◆ **TASK**: Can you find the lines of the listing that include "Printer" and copy every one?

□ □ □ □ □

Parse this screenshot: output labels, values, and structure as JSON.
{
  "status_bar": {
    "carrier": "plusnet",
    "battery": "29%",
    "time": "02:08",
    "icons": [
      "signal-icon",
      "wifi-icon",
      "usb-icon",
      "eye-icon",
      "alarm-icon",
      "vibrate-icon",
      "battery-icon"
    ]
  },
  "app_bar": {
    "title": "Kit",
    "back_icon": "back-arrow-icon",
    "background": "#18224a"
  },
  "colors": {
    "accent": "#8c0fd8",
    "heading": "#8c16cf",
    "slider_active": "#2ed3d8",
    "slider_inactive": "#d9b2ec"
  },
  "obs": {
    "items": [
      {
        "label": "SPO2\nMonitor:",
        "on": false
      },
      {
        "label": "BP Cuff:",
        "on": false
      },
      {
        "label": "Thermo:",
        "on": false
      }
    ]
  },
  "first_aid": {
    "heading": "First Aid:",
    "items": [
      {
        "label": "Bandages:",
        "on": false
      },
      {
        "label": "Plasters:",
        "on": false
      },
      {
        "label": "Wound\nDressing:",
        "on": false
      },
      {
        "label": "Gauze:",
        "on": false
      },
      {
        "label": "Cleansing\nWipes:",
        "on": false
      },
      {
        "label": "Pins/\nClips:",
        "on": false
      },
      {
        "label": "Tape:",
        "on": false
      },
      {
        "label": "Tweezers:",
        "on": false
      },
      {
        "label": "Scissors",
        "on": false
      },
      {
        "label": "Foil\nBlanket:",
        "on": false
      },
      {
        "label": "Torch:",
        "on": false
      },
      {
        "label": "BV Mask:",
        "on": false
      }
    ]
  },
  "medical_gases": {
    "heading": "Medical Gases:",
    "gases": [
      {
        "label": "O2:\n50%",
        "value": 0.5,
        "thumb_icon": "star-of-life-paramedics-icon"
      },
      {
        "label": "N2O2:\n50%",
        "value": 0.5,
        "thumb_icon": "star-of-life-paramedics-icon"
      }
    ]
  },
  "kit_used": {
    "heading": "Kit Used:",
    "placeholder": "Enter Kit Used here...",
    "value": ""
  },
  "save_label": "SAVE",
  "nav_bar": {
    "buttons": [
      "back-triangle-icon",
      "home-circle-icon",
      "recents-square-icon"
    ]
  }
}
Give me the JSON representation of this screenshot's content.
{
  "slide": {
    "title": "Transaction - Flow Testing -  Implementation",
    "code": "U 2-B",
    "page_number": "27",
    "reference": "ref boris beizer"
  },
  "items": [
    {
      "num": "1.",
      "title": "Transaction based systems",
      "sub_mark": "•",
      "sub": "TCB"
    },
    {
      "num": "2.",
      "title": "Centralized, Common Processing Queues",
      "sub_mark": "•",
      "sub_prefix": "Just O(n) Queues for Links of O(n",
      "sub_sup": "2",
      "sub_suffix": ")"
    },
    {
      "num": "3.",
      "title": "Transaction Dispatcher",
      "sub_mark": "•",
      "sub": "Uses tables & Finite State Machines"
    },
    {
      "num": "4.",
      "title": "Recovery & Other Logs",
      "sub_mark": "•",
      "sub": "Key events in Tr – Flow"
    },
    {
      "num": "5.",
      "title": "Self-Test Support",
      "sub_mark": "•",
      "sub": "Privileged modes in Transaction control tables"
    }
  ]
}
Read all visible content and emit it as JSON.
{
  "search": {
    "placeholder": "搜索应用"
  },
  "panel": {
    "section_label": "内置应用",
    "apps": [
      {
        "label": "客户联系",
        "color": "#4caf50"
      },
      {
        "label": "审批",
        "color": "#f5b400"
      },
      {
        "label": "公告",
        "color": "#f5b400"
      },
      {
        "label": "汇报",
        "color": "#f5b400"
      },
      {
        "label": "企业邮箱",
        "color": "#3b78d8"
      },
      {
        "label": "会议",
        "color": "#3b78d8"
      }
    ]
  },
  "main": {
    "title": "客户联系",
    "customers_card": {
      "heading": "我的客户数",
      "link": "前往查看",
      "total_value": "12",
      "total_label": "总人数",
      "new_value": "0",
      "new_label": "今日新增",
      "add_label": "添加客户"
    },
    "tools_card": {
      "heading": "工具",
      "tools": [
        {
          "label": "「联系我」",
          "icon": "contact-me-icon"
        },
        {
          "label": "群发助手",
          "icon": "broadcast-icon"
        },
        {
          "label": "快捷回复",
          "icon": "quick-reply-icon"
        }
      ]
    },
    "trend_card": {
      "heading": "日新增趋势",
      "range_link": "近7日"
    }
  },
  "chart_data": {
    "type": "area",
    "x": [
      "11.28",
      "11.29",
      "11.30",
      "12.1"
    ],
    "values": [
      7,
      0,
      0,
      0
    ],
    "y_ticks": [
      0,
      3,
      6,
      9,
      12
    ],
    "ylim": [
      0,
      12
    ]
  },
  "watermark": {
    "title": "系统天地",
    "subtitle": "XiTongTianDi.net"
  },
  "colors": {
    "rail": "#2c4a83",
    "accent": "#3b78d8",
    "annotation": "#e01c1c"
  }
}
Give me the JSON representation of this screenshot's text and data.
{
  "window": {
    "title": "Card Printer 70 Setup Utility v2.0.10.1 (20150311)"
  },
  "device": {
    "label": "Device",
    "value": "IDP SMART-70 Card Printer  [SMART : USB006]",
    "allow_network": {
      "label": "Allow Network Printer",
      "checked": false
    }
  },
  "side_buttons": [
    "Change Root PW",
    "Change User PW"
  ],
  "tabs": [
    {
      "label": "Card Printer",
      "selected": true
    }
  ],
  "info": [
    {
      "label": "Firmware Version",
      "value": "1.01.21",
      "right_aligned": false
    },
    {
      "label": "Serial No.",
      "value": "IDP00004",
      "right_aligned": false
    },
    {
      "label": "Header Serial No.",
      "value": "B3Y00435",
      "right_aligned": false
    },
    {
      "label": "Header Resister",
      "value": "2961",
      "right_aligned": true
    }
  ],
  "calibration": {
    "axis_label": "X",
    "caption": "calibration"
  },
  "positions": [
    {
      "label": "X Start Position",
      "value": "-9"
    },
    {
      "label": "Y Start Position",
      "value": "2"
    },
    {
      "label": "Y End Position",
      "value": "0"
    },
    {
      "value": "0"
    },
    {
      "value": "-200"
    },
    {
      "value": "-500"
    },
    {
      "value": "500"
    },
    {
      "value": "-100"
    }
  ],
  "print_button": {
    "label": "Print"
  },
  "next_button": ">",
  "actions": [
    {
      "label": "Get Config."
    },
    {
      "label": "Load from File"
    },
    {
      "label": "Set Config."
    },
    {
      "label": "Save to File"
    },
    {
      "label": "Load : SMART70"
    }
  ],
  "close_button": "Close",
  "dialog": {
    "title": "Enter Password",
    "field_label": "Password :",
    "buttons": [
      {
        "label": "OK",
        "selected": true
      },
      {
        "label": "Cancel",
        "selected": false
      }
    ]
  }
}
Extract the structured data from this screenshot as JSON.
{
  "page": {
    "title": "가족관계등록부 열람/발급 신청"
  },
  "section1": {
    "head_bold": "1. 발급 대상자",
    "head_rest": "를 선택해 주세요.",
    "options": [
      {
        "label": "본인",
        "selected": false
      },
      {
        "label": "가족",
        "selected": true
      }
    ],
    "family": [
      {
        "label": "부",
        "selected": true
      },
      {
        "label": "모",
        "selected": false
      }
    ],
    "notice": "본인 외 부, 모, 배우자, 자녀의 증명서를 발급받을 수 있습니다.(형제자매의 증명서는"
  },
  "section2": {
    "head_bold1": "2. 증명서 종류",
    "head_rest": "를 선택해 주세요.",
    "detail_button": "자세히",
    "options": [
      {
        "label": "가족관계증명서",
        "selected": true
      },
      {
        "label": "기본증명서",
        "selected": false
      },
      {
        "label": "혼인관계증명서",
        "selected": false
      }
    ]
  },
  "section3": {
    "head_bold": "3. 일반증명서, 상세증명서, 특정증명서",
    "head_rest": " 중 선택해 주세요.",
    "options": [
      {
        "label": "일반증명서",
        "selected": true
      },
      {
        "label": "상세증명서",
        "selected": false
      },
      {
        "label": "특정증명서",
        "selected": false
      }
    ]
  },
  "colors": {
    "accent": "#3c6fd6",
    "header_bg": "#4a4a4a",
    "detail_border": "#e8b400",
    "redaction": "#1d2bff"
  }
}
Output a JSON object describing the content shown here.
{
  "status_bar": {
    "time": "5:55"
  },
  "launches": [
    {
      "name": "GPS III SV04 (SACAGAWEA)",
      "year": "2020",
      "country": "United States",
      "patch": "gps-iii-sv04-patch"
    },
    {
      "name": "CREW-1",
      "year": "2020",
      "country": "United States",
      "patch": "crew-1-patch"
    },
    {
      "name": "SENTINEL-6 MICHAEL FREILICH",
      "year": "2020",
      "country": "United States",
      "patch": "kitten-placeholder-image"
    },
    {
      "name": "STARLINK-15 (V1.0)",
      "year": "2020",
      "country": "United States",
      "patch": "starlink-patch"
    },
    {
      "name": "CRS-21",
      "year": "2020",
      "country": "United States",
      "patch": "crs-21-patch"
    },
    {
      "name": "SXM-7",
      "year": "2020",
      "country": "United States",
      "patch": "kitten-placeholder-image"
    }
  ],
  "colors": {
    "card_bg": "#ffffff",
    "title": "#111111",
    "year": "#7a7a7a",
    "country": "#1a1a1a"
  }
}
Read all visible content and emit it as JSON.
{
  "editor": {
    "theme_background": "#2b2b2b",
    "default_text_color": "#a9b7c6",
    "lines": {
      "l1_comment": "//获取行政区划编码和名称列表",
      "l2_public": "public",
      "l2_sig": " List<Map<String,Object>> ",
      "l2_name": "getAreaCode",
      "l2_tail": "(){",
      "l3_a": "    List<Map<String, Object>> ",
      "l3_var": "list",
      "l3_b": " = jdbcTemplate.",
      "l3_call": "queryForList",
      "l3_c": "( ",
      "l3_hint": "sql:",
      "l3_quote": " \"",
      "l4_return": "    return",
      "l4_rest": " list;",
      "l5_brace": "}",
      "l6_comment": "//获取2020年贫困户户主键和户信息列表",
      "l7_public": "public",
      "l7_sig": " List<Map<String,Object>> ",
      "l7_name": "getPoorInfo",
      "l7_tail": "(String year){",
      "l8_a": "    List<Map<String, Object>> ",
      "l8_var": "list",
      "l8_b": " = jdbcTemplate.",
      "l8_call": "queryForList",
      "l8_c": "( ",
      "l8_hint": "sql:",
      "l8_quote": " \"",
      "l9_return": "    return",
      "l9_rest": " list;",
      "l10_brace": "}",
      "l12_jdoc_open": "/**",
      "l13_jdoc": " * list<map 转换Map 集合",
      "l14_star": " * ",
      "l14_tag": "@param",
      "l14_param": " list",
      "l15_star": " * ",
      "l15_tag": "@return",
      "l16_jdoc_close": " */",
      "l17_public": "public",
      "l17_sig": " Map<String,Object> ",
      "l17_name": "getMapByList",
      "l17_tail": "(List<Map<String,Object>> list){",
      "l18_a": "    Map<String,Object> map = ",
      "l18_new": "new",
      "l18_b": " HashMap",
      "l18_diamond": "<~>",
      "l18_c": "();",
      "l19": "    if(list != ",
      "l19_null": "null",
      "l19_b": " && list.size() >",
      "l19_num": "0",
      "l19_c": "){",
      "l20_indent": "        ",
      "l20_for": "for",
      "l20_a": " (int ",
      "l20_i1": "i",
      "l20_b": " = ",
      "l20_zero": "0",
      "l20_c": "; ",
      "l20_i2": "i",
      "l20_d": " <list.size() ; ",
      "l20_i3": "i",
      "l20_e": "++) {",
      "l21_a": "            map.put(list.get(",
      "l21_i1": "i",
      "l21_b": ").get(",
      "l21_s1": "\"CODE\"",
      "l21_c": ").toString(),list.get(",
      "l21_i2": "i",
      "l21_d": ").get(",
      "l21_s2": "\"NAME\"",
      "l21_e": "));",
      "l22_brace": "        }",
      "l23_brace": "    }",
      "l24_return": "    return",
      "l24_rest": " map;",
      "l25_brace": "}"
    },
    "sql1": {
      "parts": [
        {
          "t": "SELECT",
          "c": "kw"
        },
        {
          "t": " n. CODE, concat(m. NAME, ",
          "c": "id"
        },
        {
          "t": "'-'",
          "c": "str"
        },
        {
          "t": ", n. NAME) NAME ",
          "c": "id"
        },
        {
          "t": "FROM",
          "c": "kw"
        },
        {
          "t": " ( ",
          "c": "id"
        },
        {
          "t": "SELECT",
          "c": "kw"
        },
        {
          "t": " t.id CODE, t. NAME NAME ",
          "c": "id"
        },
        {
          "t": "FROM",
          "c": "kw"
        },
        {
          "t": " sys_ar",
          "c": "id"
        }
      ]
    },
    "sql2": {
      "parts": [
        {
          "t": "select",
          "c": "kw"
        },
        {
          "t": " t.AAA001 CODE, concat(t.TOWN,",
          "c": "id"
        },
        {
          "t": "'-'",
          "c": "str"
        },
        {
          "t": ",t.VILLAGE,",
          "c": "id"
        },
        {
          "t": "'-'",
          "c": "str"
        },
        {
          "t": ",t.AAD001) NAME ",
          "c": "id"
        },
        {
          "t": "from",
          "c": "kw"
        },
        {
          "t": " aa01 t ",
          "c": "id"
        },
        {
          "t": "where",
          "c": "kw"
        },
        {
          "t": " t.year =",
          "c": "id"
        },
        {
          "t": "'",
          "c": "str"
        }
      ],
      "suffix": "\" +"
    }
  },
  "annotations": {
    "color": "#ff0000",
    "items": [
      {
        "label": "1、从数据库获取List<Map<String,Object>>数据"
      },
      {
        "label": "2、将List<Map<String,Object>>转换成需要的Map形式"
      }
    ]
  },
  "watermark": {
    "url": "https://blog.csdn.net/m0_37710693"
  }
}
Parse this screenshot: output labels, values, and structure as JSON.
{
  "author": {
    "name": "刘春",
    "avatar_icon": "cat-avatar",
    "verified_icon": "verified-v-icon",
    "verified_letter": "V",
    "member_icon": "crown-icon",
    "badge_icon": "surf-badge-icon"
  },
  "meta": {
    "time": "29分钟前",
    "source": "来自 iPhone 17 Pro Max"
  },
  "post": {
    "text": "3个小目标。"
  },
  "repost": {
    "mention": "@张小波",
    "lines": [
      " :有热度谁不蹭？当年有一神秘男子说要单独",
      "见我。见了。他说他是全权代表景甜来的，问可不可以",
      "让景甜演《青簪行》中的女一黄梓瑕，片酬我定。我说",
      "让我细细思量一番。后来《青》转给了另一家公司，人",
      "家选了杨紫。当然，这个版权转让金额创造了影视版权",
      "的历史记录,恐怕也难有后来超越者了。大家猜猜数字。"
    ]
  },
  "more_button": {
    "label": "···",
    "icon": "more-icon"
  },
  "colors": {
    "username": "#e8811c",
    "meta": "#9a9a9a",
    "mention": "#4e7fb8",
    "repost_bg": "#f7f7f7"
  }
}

□ □ □ □ □

◆ **FINAL RESULT**:
    "title": "Card Printer 70 Setup Utility v2.0.10.1 (20150311)"
    "value": "IDP SMART-70 Card Printer  [SMART : USB006]",
      "label": "Allow Network Printer",
      "label": "Card Printer",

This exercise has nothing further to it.